Write out all the material exactly. Leave nothing out.

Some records
───

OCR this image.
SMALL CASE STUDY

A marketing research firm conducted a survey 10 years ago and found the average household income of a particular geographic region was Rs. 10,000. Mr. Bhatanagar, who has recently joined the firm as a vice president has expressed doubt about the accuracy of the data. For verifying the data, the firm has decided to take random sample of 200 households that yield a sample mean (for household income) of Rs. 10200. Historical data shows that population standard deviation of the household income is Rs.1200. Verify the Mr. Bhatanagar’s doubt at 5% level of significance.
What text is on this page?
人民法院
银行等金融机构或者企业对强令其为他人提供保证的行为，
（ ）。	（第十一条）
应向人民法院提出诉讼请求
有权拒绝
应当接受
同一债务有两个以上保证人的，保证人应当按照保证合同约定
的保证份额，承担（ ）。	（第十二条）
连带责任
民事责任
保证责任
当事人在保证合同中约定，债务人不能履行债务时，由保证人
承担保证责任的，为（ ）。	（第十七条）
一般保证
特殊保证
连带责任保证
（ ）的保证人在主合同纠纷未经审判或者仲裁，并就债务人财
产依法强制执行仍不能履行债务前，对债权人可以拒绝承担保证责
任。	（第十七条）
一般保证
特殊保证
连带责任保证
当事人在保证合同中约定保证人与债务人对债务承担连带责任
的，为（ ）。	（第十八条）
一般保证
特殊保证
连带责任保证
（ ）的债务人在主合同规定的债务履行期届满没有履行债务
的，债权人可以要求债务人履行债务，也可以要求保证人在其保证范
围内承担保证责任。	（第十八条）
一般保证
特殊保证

───

CORRECT ANSWER »
OCR this image.
SMALL CASE STUDY

A marketing research firm conducted a survey 10 years ago and found the average household income of a particular geographic region was Rs. 10,000. Mr. Bhatanagar, who has recently joined the firm as a vice president has expressed doubt about the accuracy of the data. For verifying the data, the firm has decided to take random sample of 200 households that yield a sample mean (for household income) of Rs. 10200. Historical data shows that population standard deviation of the household income is Rs.1200. Verify the Mr. Bhatanagar’s doubt at 5% level of significance.
What text is on this page?
人民法院
银行等金融机构或者企业对强令其为他人提供保证的行为，
（ ）。	（第十一条）
应向人民法院提出诉讼请求
有权拒绝
应当接受
同一债务有两个以上保证人的，保证人应当按照保证合同约定
的保证份额，承担（ ）。	（第十二条）
连带责任
民事责任
保证责任
当事人在保证合同中约定，债务人不能履行债务时，由保证人
承担保证责任的，为（ ）。	（第十七条）
一般保证
特殊保证
连带责任保证
（ ）的保证人在主合同纠纷未经审判或者仲裁，并就债务人财
产依法强制执行仍不能履行债务前，对债权人可以拒绝承担保证责
任。	（第十七条）
一般保证
特殊保证
连带责任保证
当事人在保证合同中约定保证人与债务人对债务承担连带责任
的，为（ ）。	（第十八条）
一般保证
特殊保证
连带责任保证
（ ）的债务人在主合同规定的债务履行期届满没有履行债务
的，债权人可以要求债务人履行债务，也可以要求保证人在其保证范
围内承担保证责任。	（第十八条）
一般保证
特殊保证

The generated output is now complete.